*What to work on*: State how many lines in these records contain the word "Approx", and nothing else.
═══ Record extracts ═══
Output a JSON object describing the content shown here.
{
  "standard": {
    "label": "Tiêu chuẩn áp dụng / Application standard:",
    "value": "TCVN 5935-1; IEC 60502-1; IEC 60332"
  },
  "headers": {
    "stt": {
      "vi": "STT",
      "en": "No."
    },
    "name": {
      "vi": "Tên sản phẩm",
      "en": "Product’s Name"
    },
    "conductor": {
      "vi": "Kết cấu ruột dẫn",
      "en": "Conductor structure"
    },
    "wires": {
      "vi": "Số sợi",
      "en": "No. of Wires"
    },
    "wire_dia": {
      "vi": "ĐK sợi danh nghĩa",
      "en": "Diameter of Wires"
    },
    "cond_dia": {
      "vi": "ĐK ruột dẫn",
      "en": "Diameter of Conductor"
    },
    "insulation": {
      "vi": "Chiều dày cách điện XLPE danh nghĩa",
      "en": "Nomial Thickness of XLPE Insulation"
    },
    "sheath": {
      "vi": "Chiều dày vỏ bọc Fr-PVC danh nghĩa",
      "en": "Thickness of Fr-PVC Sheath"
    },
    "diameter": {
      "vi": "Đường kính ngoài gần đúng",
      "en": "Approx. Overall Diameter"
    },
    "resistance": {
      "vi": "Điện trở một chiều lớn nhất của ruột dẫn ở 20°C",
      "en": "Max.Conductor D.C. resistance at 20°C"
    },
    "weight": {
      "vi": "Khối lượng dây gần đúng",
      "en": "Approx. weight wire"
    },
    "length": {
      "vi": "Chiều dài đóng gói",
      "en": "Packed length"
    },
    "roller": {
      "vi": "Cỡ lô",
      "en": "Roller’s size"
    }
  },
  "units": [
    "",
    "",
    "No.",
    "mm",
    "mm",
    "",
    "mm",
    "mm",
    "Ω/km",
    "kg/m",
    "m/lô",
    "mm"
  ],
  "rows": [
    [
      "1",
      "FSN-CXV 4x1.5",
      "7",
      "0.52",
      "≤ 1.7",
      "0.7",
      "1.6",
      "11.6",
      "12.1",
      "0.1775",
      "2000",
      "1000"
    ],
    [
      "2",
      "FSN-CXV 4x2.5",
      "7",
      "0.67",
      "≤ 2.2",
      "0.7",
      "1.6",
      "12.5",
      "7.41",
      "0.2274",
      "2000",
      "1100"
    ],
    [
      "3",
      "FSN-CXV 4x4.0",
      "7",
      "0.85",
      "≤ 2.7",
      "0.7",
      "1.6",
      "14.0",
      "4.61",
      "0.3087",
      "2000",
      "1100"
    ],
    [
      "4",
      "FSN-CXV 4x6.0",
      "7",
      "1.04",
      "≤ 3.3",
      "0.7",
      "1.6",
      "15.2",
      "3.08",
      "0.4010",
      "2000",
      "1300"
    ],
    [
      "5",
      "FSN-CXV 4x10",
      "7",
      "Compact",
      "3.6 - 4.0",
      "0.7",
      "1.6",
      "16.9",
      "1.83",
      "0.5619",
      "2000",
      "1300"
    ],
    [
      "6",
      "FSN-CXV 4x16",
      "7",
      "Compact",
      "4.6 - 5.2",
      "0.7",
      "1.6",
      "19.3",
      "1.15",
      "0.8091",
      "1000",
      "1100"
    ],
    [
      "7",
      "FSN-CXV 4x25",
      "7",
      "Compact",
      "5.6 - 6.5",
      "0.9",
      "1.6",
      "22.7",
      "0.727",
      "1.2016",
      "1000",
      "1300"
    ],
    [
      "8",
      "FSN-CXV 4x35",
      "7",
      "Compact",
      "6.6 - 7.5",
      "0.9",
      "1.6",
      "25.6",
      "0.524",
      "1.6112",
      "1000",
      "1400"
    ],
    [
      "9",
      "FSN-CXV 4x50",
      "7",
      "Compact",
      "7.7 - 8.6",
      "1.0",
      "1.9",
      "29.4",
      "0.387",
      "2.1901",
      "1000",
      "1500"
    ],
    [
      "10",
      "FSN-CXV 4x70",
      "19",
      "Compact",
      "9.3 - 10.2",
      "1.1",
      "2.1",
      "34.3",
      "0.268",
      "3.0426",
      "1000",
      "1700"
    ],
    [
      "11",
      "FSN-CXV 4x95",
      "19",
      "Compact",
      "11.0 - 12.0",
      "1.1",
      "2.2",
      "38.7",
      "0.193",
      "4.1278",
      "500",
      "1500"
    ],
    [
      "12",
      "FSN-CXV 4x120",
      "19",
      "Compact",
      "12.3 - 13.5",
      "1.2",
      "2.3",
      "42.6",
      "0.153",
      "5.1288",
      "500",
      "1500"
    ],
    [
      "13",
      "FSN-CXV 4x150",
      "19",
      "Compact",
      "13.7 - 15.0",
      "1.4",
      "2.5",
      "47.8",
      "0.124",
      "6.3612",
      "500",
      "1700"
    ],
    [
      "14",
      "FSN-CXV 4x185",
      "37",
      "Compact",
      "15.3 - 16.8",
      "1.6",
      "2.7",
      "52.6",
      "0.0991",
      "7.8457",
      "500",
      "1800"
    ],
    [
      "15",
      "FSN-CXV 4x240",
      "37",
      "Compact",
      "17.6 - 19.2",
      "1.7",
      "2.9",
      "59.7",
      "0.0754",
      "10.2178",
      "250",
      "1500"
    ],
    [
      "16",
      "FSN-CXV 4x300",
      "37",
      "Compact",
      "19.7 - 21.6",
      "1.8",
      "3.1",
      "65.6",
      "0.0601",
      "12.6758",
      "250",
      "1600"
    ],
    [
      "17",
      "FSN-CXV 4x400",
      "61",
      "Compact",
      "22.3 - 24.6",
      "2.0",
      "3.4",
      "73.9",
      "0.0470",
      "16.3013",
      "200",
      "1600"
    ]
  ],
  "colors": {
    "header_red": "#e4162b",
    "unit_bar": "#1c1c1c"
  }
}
═══
*Answer to this exercise*: 2